RECORDS SHOWN:
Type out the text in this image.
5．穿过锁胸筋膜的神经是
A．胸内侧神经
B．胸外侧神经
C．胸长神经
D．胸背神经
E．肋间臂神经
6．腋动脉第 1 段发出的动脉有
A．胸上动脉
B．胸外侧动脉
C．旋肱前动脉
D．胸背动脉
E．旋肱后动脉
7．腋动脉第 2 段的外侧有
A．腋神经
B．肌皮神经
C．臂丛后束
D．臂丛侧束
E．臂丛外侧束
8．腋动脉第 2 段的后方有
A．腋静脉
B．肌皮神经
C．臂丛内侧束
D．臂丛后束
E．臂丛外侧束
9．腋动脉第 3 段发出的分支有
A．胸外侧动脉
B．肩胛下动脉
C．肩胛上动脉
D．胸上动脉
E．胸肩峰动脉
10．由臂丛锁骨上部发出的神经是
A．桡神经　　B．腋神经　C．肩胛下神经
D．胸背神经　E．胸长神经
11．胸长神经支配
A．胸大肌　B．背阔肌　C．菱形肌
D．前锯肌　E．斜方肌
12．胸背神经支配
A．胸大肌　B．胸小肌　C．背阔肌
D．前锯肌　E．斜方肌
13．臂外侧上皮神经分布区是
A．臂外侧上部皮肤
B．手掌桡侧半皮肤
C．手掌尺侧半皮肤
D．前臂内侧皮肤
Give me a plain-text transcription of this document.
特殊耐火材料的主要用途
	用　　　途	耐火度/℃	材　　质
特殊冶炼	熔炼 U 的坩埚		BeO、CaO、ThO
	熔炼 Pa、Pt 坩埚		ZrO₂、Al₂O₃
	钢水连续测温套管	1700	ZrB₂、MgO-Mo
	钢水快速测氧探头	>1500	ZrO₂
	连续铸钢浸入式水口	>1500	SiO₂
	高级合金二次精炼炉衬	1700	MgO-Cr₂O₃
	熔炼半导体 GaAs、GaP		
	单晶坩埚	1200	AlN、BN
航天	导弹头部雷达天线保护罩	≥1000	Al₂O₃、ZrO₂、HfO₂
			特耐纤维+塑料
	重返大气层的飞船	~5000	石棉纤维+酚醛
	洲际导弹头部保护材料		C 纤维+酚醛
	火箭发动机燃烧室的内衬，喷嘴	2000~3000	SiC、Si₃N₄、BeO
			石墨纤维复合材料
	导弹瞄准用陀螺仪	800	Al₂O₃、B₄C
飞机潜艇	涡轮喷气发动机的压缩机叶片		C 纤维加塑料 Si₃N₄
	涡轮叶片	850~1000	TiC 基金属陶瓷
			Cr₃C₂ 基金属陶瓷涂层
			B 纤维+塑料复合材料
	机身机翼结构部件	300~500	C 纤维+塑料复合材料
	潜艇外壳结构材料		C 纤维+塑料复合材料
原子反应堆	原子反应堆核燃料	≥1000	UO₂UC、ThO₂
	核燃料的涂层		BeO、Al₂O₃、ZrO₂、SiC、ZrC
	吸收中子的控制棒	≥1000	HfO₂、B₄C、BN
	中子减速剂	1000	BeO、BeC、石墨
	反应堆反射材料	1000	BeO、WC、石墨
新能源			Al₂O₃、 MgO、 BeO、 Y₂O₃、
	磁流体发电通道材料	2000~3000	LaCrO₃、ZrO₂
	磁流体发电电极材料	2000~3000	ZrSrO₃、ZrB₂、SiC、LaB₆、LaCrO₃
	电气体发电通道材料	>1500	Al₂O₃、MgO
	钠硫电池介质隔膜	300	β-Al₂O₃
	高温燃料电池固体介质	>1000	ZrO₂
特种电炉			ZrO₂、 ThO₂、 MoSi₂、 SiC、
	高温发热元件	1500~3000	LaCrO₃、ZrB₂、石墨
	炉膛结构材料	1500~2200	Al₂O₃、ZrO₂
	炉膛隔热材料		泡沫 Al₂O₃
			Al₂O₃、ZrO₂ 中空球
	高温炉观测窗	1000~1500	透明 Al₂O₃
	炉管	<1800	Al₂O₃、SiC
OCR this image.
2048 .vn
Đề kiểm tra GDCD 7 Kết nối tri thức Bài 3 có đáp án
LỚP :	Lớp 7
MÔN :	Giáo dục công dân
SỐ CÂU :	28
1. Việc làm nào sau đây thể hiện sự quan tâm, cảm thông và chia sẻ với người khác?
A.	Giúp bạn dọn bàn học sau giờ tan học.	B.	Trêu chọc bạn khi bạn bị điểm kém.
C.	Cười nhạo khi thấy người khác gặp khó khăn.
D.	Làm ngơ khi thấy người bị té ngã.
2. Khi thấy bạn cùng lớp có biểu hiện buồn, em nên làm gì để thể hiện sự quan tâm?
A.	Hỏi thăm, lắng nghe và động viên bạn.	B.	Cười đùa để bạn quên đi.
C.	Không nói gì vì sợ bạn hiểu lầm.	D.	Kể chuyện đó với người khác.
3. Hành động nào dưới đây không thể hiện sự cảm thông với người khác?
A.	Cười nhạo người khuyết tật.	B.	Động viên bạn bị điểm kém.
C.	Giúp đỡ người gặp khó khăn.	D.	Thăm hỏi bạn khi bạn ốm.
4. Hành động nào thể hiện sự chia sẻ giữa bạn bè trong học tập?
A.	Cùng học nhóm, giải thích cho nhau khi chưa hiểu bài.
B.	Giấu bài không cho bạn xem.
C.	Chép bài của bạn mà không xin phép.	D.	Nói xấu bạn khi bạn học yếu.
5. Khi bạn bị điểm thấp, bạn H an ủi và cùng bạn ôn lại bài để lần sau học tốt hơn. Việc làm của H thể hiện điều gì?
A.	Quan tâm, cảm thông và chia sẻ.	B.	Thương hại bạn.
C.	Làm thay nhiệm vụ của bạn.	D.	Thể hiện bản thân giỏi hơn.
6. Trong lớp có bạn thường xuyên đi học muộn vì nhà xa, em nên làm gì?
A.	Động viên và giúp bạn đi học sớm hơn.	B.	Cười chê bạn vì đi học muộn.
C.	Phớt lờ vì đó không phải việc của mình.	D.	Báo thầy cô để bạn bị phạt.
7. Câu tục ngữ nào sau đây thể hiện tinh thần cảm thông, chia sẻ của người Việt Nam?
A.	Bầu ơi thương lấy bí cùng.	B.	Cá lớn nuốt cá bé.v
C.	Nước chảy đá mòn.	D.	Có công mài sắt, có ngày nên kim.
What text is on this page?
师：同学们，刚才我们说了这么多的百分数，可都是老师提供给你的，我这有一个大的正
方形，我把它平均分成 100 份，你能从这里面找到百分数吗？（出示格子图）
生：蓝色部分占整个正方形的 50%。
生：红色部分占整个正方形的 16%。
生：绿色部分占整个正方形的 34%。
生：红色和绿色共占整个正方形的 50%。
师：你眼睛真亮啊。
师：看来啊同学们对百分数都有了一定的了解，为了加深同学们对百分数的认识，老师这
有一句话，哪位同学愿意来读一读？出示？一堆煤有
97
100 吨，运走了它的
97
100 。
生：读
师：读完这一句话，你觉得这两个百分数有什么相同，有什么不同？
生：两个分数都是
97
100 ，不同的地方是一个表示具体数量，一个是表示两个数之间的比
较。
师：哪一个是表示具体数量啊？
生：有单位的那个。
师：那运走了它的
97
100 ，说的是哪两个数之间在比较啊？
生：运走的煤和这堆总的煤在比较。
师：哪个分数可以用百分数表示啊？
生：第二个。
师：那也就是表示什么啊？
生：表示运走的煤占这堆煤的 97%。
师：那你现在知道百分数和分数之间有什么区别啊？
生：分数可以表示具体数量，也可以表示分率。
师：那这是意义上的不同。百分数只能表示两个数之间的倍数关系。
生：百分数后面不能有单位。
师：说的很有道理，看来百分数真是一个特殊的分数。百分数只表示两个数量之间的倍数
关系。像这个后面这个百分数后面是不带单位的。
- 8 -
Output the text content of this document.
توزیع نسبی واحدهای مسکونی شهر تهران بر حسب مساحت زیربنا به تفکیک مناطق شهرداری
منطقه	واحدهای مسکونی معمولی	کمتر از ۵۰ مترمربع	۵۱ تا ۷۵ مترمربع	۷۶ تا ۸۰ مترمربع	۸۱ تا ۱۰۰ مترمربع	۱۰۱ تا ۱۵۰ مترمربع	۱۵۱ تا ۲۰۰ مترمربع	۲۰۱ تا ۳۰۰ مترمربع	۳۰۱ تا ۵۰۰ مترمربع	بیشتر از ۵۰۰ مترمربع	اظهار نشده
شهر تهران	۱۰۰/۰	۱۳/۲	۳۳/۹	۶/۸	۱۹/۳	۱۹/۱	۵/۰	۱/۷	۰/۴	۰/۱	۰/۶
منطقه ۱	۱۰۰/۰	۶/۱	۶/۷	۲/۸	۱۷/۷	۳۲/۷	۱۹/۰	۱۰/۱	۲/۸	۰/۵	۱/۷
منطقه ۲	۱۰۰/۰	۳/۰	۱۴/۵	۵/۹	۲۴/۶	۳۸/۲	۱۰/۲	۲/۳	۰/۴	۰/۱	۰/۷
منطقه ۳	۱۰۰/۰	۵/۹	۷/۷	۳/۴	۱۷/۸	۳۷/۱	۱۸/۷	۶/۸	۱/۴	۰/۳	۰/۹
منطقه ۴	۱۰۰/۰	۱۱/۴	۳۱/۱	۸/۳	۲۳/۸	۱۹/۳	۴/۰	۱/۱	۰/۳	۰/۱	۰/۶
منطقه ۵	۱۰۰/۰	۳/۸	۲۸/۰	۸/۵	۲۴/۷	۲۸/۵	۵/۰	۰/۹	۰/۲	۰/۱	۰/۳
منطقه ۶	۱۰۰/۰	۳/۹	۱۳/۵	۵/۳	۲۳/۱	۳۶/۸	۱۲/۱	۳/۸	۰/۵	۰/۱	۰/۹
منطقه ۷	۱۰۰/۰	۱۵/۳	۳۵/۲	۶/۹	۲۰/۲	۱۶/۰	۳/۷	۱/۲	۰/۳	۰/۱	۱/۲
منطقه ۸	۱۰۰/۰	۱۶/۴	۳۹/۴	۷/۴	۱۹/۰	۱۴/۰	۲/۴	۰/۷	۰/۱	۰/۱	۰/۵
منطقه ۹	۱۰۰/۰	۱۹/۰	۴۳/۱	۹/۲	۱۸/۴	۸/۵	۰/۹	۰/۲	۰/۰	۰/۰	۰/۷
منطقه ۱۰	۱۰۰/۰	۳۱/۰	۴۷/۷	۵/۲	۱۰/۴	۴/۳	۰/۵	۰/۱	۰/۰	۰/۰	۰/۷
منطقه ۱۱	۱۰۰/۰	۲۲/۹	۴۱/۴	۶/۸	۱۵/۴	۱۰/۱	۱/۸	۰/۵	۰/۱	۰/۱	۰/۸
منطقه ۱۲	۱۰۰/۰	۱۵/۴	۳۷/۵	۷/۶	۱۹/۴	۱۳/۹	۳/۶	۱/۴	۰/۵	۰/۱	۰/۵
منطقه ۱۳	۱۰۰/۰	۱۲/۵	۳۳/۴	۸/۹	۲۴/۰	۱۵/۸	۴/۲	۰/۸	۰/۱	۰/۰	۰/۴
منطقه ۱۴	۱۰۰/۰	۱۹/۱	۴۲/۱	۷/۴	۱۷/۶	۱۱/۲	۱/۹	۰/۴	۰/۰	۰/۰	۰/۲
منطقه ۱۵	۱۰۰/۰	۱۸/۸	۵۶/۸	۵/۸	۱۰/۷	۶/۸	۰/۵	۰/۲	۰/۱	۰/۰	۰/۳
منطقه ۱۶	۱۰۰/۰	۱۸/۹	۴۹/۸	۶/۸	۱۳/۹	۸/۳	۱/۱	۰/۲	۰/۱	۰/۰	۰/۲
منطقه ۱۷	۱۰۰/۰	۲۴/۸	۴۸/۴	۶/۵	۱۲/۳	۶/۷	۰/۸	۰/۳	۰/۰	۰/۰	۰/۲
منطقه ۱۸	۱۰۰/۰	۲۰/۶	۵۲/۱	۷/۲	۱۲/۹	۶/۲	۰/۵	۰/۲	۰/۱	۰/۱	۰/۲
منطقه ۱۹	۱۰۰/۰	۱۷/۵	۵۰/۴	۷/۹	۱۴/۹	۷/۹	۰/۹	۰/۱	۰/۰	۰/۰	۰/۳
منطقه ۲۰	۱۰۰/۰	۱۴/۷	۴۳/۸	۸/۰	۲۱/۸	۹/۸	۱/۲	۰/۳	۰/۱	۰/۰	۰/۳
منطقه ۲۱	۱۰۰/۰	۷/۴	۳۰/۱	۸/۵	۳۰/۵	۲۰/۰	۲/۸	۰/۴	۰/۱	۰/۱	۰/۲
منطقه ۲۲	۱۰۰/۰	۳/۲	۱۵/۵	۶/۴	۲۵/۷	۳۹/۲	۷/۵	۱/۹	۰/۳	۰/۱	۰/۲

AIM: Write out every line of the preceding listing that contains "HfO₂".

ANSWER IN FULL:
航天	导弹头部雷达天线保护罩	≥1000	Al₂O₃、ZrO₂、HfO₂
	吸收中子的控制棒	≥1000	HfO₂、B₄C、BN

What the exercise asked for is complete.